▶ _Short problem_:
Write out every line of the material exactly as it appears.

================

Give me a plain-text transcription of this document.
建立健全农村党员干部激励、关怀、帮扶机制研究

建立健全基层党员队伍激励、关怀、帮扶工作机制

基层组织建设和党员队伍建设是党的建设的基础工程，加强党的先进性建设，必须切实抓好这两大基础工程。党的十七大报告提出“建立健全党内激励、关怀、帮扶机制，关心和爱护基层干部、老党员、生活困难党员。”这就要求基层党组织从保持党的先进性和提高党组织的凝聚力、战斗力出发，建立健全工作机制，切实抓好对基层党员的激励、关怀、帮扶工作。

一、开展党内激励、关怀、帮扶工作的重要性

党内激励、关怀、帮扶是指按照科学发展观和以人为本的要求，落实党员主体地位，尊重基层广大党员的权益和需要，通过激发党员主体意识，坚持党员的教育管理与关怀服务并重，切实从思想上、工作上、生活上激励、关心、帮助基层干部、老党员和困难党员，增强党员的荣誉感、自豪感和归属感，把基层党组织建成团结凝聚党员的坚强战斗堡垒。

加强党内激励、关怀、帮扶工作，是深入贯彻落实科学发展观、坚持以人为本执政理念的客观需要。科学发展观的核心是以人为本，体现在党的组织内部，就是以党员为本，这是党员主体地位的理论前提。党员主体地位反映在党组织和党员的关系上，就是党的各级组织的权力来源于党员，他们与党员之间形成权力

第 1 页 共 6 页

================

▶ _Correct answer_:
Give me a plain-text transcription of this document.
建立健全农村党员干部激励、关怀、帮扶机制研究

建立健全基层党员队伍激励、关怀、帮扶工作机制

基层组织建设和党员队伍建设是党的建设的基础工程，加强党的先进性建设，必须切实抓好这两大基础工程。党的十七大报告提出“建立健全党内激励、关怀、帮扶机制，关心和爱护基层干部、老党员、生活困难党员。”这就要求基层党组织从保持党的先进性和提高党组织的凝聚力、战斗力出发，建立健全工作机制，切实抓好对基层党员的激励、关怀、帮扶工作。

一、开展党内激励、关怀、帮扶工作的重要性

党内激励、关怀、帮扶是指按照科学发展观和以人为本的要求，落实党员主体地位，尊重基层广大党员的权益和需要，通过激发党员主体意识，坚持党员的教育管理与关怀服务并重，切实从思想上、工作上、生活上激励、关心、帮助基层干部、老党员和困难党员，增强党员的荣誉感、自豪感和归属感，把基层党组织建成团结凝聚党员的坚强战斗堡垒。

加强党内激励、关怀、帮扶工作，是深入贯彻落实科学发展观、坚持以人为本执政理念的客观需要。科学发展观的核心是以人为本，体现在党的组织内部，就是以党员为本，这是党员主体地位的理论前提。党员主体地位反映在党组织和党员的关系上，就是党的各级组织的权力来源于党员，他们与党员之间形成权力

第 1 页 共 6 页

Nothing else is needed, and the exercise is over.